==== ENTRIES PROVIDED
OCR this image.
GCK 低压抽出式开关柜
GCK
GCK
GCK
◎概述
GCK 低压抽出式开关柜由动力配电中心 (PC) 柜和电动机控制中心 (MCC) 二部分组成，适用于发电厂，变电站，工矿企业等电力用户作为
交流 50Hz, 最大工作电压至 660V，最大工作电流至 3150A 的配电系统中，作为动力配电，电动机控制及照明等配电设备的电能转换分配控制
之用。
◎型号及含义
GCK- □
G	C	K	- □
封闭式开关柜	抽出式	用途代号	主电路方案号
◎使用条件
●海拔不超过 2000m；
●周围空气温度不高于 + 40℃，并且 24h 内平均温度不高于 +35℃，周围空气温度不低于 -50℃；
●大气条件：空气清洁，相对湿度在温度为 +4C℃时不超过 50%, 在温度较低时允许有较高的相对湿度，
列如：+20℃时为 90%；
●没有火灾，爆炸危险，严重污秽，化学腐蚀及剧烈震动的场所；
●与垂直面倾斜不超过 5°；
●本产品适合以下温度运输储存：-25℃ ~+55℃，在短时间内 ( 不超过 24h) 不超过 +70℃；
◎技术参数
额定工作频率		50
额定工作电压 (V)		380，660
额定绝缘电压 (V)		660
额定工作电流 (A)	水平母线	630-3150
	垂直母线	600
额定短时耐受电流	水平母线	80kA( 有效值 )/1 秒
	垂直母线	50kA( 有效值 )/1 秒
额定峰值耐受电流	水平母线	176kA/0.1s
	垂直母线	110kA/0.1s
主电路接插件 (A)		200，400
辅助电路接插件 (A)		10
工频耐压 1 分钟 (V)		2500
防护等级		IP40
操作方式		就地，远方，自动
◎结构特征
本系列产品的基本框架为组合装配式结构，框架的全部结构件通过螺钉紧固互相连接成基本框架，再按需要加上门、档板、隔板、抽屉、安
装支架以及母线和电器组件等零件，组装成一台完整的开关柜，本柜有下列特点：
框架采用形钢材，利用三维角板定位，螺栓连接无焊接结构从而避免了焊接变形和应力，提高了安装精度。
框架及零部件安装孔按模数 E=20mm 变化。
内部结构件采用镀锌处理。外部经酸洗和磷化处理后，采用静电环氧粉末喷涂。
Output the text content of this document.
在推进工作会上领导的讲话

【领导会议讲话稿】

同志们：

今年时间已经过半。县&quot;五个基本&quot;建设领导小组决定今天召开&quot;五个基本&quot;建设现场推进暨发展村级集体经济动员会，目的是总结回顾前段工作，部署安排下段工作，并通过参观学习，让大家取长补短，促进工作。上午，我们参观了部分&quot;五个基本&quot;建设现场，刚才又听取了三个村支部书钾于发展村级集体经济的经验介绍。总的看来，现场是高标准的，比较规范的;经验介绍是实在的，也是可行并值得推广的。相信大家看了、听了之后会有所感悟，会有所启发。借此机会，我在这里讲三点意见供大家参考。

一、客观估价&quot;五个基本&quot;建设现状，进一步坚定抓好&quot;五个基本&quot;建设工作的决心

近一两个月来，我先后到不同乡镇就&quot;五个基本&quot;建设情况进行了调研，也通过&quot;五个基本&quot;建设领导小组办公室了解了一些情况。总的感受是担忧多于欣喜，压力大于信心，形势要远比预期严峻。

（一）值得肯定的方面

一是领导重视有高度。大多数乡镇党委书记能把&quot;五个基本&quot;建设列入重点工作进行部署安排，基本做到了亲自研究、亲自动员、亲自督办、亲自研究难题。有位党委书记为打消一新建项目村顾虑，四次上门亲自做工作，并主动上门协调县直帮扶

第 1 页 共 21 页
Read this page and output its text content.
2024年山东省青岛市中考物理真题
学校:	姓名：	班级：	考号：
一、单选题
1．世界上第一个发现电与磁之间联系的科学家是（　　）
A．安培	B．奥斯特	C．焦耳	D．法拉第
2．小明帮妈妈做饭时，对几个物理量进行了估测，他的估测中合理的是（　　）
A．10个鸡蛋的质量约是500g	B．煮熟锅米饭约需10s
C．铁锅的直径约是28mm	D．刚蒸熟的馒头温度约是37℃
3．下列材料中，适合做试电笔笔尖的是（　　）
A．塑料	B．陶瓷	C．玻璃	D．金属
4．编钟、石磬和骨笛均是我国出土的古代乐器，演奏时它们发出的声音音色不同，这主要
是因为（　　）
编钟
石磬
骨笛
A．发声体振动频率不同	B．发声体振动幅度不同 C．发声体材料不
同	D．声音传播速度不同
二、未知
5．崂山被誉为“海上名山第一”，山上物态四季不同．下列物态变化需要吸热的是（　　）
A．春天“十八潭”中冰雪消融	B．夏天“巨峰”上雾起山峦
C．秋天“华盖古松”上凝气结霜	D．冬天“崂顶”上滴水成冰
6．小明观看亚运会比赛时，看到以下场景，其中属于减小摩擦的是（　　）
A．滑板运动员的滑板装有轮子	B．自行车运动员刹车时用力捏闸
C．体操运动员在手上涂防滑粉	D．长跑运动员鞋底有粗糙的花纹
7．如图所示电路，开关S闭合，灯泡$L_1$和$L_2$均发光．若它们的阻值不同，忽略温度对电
========
REQUIREMENT: Copy out every line in the listing where the word "content" appears.

RESULT OF THIS TASK:
Output the text content of this document.
Read this page and output its text content.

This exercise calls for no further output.